§ Problems:
1. Please decide whether each statement below agrees with the passage on Professor Raveendranath's disappearance. Answer yes or no for each, citing the deciding words of the passage: (a) The University Grants Commission accepted his resignation on 2nd October 2006. (b) The abduction happened in a city-centre area patrolled by security forces. (c) The Karuna faction blamed the LTTE for his disappearance.
2. According to the passage on Professor Raveendranath's disappearance, who was kidnapped by gunmen in September 2006?
3. Resume the passage on Professor Raveendranath's disappearance from its last sentence.

§ Selected excerpt:
------------------------

The circumstances of his disappearance are fairly well known. In September 2006 unidentified gunmen demanding the Vice Chancellor's resignation, kidnapped the Dean of the Faculty of Arts of EUSL, Dr. Bala Sugamar who was released only after Professor Raveendranath signified his readiness to resign. He rendered his resignation on 2nd of October 2006 but this was accepted by the University Grants Commission only on 19th January 2007. It was during this intervening period that his abduction took place. Prior to this, he had received repeated death threats demanding his resignation.
Media reports have implicated responsibility for his disappearance to the Karuna faction which, in turn, has blamed the Liberation Tigers of Tamil Eelam (LTTE). Regardless, one single factor stands out; the abduction took place in an area in the city centre heavily patrolled by the security forces, not in some remote road in the East. The inference therefore is either that the LTTE was strategic enough to get away with a high profile abduction in the heart of such a high security area or that the Karuna group was implicitly allowed to abduct the academic. Whichever this may be, the implications that either of these two possibilities holds out for the image of the government is profoundly negative.
Reportedly, the SLAAS, (in a statement on Prof Raveendranath's abduction) has noted as follows: "This reads more like something that could happen to a mafia boss, rather than to a respected professor, the head of an academic institution peacefully attending a research conference. Yet, what this shows is that scientists, scholars and educators are not free from harassment and even violent death (as in the cases of Neelan Tiruchelvam and Rajani Thiranagama), at the hands of terrorist and criminal elements that rule the roost in Sri Lanka today." The statement asks the further poignant question; "Many politicians appear to be in the pay of these underworld elements or at least owe their positions to them. What defence do we as scientists, have against these criminals?

------------------------

Rows from a data source:

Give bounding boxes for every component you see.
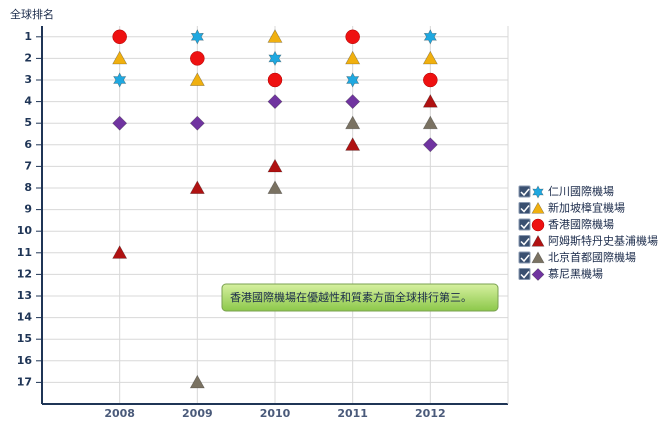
point: [189, 180, 205, 194]
point: [345, 137, 361, 151]
legend-label: 慕尼黑機場: [548, 267, 603, 281]
legend-label: 北京首都國際機場: [548, 250, 636, 264]
legend-check: [520, 188, 530, 197]
point: [267, 158, 283, 173]
x-tick-label: 2008: [104, 407, 135, 420]
point: [268, 50, 282, 67]
y-tick-label: 14: [17, 311, 33, 324]
y-tick-label: 3: [24, 73, 32, 86]
legend-marker: [531, 268, 545, 281]
point: [345, 94, 361, 110]
y-tick-label: 4: [24, 95, 32, 108]
legend-label: 阿姆斯特丹史基浦機場: [548, 234, 658, 248]
legend-label: 香港國際機場: [548, 217, 614, 231]
point: [190, 51, 205, 66]
point: [189, 374, 205, 389]
point: [267, 29, 283, 43]
point: [422, 93, 438, 108]
point: [422, 115, 438, 130]
y-tick-label: 6: [24, 138, 32, 151]
annotation: 香港國際機場在優越性和質素方面全球排行第三。: [230, 290, 472, 304]
y-tick-label: 10: [17, 224, 33, 237]
y-tick-label: 13: [17, 289, 32, 302]
y-tick-label: 11: [17, 246, 32, 259]
x-tick-label: 2012: [415, 407, 446, 420]
y-tick-label: 15: [17, 332, 32, 345]
legend-marker: [532, 185, 544, 199]
y-tick-label: 8: [24, 181, 32, 194]
legend-label: 新加坡樟宜機場: [548, 201, 625, 215]
point: [190, 29, 204, 45]
point: [189, 115, 205, 131]
y-tick-label: 7: [24, 159, 32, 172]
point: [345, 50, 361, 65]
point: [112, 50, 128, 65]
legend-checkbox[interactable]: [518, 235, 531, 247]
legend-check: [520, 205, 530, 213]
point: [267, 180, 283, 194]
legend-checkbox[interactable]: [518, 268, 531, 280]
x-tick-label: 2011: [337, 407, 368, 420]
point: [345, 29, 360, 45]
point: [112, 29, 127, 45]
y-tick-label: 5: [24, 116, 32, 129]
legend-marker: [531, 201, 545, 214]
legend-checkbox[interactable]: [518, 218, 531, 231]
legend-checkbox[interactable]: [518, 185, 531, 198]
legend-marker: [531, 234, 545, 247]
point: [112, 245, 128, 259]
y-axis-label: 全球排名: [10, 7, 54, 21]
point: [267, 72, 283, 88]
point: [112, 115, 128, 131]
legend-check: [520, 238, 530, 246]
legend-marker: [531, 218, 545, 232]
point: [113, 72, 127, 88]
y-tick-label: 9: [24, 203, 32, 216]
x-tick-label: 2009: [182, 407, 213, 420]
x-tick-label: 2010: [260, 407, 291, 420]
point: [423, 29, 437, 45]
legend-label: 仁川國際機場: [548, 184, 614, 198]
annotation-box: [221, 283, 499, 312]
point: [189, 72, 205, 86]
point: [346, 72, 360, 88]
y-tick-label: 1: [24, 30, 32, 43]
point: [267, 94, 283, 110]
legend-check: [520, 271, 530, 279]
y-tick-label: 17: [17, 375, 32, 388]
y-tick-label: 16: [17, 354, 33, 367]
legend-marker: [531, 251, 545, 264]
legend-check: [520, 254, 530, 263]
y-tick-label: 12: [17, 267, 32, 280]
point: [422, 50, 438, 65]
legend-check: [520, 221, 530, 230]
y-tick-label: 2: [24, 51, 32, 64]
legend-checkbox[interactable]: [518, 202, 531, 214]
point: [345, 115, 361, 130]
point: [423, 72, 438, 88]
legend-checkbox[interactable]: [518, 251, 531, 264]
point: [422, 137, 438, 153]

------------------------

§ Results:
1.
(a) No: "He rendered his resignation on 2nd of October 2006 but this was accepted by the University Grants Commission only on 19th January 2007."
(b) Yes: "the abduction took place in an area in the city centre heavily patrolled by the security forces"
(c) Yes: "the Karuna faction which, in turn, has blamed the Liberation Tigers of Tamil Eelam (LTTE)"

2. Dr. Bala Sugamar, the Dean of the Faculty of Arts of EUSL.

3.
One may well ask the related question - what protection does the law provide against such criminals? The dilemma of enforced disappearances is an old problem for Sri Lanka, a country which during the eighties recorded the second highest number of recorded disappearances in the world, second only to Iraq. Yet, despite this horrendous history, this country has been unable to put into place effective investigative structures or indeed, enact the necessary deterrent laws
It may be recalled that, in paragraph 10 of its Concluding Observations in 2003, the UN Human Rights Committee had expressed its concern regarding the large number of enforced or involuntary disappearances of persons during the time of armed conflict in Sri Lanka and particularly about the State party's inability or inaction in identifying those responsible and bringing them to justice. This, together with the reluctance of victims to file or pursue complaints, was pointed out by the Committee to create an environment that is conducive to a culture of impunity. "The state party is urged to implement fully the right to life and physical integrity of all persons and give effect to the relevant recommendations made by the UN Working Group on Enforced or Involuntary Disappearances…", the body stated.
Currently, instances of forced disappearances in Sri Lanka, (including cases where members of the police and security forces are implicated), are investigated by the Disappearances Investigation Unit (DIU), a special unit within the criminal investigation division of the police force. The need for an independent investigative unit in this regard has been repeatedly emphasized for decades but these calls have not been heeded. It stands to reason that, given the heavily political nature of these disappearances, an investigative mechanism that is completely independent from the police or the forces is an obvious priority. Yet, despite a long standing and urgent need for such a mechanism, no government has had the political will to put such a mechanism into place. Instead, in every period of recurrent conflict, individuals such as Prof Raveendranath and countless others become human chaff in the wind, tossed from one turbulent force to the other.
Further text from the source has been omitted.